* [Raw records]
+--

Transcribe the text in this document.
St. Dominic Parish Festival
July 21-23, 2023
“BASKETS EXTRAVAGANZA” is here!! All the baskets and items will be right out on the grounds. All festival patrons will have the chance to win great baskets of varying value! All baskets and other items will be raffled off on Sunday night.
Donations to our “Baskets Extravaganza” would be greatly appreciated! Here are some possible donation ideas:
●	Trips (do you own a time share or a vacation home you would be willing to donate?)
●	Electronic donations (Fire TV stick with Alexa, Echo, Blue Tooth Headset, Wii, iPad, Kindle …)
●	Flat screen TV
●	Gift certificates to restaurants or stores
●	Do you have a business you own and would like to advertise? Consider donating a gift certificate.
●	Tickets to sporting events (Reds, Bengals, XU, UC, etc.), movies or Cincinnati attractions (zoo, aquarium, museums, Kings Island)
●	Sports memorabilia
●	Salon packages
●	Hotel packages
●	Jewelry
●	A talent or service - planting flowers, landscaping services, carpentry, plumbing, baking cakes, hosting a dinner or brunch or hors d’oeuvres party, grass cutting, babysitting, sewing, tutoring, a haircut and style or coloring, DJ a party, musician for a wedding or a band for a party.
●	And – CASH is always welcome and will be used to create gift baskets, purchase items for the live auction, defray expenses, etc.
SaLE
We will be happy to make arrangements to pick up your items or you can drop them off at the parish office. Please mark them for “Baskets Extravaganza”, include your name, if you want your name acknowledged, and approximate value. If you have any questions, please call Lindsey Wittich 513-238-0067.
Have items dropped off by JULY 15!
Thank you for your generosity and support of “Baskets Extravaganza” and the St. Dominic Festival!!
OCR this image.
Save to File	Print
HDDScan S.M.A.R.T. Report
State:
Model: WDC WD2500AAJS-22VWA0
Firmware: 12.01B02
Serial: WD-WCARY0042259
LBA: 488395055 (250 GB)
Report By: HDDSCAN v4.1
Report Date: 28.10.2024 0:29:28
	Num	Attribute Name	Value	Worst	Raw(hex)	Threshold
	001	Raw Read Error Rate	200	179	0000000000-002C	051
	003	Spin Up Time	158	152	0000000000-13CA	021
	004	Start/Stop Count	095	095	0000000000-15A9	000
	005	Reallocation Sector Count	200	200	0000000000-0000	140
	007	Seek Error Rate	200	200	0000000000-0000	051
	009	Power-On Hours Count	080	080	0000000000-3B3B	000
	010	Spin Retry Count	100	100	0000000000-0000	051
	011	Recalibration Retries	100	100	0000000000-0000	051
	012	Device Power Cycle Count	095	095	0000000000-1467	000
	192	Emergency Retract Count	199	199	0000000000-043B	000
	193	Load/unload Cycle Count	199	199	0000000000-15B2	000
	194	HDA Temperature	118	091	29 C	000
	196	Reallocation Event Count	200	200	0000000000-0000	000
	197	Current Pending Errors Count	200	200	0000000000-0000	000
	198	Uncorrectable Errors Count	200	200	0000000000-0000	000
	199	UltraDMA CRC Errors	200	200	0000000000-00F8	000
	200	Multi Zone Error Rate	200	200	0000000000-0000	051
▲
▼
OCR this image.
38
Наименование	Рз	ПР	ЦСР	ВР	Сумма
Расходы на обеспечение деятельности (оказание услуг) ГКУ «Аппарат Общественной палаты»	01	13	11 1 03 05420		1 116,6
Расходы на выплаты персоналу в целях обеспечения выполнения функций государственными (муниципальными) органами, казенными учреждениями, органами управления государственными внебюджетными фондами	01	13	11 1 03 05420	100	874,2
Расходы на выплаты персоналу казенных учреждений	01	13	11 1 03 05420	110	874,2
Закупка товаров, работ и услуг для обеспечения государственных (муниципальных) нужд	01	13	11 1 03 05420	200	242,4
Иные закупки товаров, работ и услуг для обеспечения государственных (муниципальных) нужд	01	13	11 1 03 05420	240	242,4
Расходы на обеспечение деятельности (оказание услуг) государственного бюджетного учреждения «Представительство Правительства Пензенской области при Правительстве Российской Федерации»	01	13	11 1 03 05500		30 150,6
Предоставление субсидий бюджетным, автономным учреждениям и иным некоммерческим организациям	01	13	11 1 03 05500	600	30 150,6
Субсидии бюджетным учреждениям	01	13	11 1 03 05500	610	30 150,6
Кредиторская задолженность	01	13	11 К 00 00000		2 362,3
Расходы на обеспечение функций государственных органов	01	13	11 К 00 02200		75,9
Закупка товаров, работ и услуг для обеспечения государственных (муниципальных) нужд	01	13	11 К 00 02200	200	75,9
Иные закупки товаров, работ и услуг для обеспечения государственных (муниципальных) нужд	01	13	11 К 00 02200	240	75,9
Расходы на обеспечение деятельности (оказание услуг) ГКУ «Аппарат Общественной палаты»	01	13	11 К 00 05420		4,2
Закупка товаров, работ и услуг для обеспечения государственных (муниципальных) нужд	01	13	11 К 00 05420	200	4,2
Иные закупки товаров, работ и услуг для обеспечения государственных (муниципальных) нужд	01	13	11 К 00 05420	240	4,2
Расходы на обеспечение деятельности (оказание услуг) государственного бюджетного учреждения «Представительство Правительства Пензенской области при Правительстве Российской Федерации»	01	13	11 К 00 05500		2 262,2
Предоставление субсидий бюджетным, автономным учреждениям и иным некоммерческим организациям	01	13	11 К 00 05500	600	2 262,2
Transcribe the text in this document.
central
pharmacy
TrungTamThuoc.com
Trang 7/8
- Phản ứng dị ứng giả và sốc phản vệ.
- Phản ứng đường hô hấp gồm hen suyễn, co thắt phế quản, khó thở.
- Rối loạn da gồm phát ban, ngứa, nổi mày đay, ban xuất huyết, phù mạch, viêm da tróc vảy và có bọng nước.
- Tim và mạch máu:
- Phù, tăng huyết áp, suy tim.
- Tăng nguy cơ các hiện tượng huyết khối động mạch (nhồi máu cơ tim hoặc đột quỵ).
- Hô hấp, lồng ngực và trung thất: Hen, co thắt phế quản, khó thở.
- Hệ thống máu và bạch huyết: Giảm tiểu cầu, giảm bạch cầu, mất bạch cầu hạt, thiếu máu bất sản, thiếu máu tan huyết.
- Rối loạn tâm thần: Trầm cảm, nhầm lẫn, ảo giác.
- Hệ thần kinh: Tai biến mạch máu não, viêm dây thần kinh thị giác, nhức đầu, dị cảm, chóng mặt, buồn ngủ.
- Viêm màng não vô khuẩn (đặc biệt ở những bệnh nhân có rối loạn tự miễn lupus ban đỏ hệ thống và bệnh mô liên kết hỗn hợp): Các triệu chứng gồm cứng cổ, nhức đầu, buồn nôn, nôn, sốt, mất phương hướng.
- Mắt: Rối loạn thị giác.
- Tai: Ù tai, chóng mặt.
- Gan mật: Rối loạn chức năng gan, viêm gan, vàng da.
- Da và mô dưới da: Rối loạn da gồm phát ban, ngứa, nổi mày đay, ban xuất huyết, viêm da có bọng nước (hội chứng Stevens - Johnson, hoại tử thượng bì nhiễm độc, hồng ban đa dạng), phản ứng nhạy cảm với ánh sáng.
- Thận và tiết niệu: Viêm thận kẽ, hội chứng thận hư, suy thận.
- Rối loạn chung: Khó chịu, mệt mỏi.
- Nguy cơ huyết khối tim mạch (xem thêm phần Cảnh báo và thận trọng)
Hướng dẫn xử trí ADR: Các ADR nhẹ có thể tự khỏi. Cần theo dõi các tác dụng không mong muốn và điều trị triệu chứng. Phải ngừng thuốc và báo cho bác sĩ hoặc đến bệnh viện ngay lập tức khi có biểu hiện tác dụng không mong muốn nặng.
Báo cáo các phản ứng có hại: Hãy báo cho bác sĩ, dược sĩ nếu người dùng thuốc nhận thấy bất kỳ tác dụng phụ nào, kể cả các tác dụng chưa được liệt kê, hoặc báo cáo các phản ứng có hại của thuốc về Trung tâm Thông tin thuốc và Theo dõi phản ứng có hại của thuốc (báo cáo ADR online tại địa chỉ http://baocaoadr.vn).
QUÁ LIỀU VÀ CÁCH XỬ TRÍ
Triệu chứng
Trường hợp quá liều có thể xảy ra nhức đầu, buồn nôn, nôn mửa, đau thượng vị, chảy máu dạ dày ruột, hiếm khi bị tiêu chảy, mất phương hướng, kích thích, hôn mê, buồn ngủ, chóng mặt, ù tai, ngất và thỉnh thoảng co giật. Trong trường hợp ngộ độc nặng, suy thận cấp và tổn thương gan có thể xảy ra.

+--

* [STATED TASK] Where a line above holds the string "функций", show that line.

* [RESULT FOR THIS TASK]
Расходы на выплаты персоналу в целях обеспечения выполнения функций государственными (муниципальными) органами, казенными учреждениями, органами управления государственными внебюджетными фондами	01	13	11 1 03 05420	100	874,2
Расходы на обеспечение функций государственных органов	01	13	11 К 00 02200		75,9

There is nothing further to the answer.